### Task prompt
Please reproduce the lines of the records below exactly, starting at the line containing "x-tick-label: 320 (204, 724, 228, 738)" and ending at the line containing "x-tick-mark (690, 714, 691, 718)", including both of those lines.

Saved data entries:
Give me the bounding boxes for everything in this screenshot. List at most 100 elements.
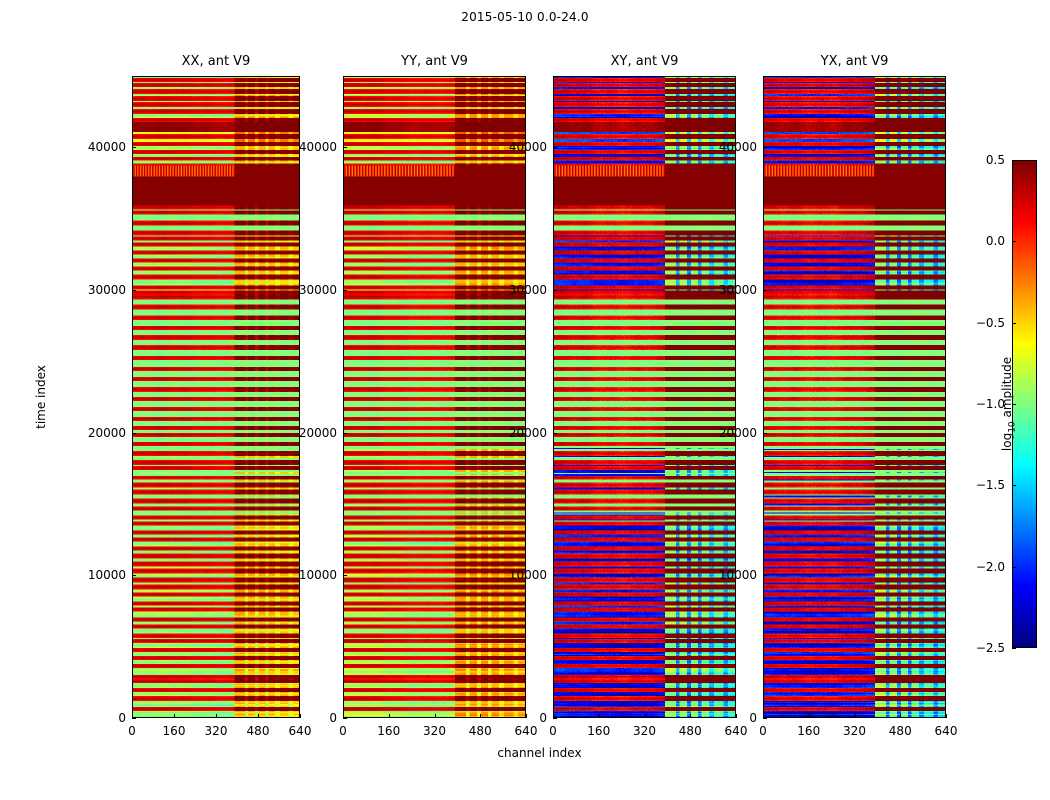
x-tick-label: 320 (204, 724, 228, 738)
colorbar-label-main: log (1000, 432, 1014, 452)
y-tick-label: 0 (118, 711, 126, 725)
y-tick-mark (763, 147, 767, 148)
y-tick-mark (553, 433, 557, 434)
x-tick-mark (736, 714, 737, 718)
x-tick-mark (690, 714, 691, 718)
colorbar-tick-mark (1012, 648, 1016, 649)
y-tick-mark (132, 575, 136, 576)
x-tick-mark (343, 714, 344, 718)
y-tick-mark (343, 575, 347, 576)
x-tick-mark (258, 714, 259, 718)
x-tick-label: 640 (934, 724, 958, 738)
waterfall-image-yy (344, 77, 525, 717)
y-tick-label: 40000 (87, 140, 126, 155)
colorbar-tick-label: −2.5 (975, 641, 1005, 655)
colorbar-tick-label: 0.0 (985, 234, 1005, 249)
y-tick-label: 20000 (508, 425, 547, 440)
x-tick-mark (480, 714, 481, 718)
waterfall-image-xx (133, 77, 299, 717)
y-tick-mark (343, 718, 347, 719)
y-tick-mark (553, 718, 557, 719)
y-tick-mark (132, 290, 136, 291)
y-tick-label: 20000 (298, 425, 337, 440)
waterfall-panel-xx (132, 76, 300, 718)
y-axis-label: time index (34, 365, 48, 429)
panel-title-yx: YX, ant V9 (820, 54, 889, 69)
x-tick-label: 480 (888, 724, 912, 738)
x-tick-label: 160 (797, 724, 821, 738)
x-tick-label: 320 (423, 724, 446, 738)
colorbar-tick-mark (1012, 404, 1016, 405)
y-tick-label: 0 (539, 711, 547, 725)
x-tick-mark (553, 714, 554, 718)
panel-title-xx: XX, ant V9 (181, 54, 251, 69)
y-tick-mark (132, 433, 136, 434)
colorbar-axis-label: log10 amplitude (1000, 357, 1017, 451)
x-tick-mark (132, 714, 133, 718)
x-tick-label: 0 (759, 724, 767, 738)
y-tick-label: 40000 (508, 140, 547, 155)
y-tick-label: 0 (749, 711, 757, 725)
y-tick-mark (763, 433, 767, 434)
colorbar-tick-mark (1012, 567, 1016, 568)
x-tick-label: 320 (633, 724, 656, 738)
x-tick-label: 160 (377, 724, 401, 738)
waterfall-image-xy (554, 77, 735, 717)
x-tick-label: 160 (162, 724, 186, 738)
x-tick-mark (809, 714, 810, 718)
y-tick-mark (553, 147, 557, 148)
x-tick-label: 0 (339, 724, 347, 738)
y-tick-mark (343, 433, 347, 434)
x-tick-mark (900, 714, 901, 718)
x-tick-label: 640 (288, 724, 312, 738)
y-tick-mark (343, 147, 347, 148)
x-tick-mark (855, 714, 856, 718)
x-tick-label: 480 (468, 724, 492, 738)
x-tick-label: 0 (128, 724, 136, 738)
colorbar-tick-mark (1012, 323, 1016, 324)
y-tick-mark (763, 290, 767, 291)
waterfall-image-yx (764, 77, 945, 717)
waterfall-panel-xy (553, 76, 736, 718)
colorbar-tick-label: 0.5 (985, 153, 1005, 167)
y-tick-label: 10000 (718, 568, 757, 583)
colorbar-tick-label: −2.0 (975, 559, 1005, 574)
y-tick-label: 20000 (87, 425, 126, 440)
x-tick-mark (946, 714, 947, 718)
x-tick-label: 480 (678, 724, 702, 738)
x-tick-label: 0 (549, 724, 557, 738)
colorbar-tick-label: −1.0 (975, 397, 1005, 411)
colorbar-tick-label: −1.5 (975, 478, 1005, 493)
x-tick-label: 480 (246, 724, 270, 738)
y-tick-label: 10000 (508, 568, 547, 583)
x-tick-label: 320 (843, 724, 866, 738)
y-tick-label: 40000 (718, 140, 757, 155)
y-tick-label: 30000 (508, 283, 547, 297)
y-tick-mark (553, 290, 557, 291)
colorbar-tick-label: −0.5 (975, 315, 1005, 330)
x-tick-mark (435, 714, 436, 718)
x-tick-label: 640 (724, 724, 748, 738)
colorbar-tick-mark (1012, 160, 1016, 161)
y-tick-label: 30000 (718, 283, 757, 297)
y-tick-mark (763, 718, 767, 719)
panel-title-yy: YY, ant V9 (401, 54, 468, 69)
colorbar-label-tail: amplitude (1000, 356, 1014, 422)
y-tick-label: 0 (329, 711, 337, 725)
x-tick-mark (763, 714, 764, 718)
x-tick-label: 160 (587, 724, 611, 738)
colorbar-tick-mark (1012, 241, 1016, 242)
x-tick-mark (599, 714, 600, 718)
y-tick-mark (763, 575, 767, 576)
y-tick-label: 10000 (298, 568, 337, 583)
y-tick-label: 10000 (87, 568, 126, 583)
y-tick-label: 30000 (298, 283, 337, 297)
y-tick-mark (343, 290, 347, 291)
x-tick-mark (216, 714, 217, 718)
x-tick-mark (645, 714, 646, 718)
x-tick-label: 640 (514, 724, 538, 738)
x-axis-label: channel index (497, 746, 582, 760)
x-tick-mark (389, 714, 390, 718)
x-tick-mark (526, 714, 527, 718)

### Answer to this problem
x-tick-label: 320 (204, 724, 228, 738)
colorbar-label-main: log (1000, 432, 1014, 452)
y-tick-label: 0 (118, 711, 126, 725)
y-tick-mark (763, 147, 767, 148)
y-tick-mark (553, 433, 557, 434)
x-tick-mark (736, 714, 737, 718)
x-tick-mark (690, 714, 691, 718)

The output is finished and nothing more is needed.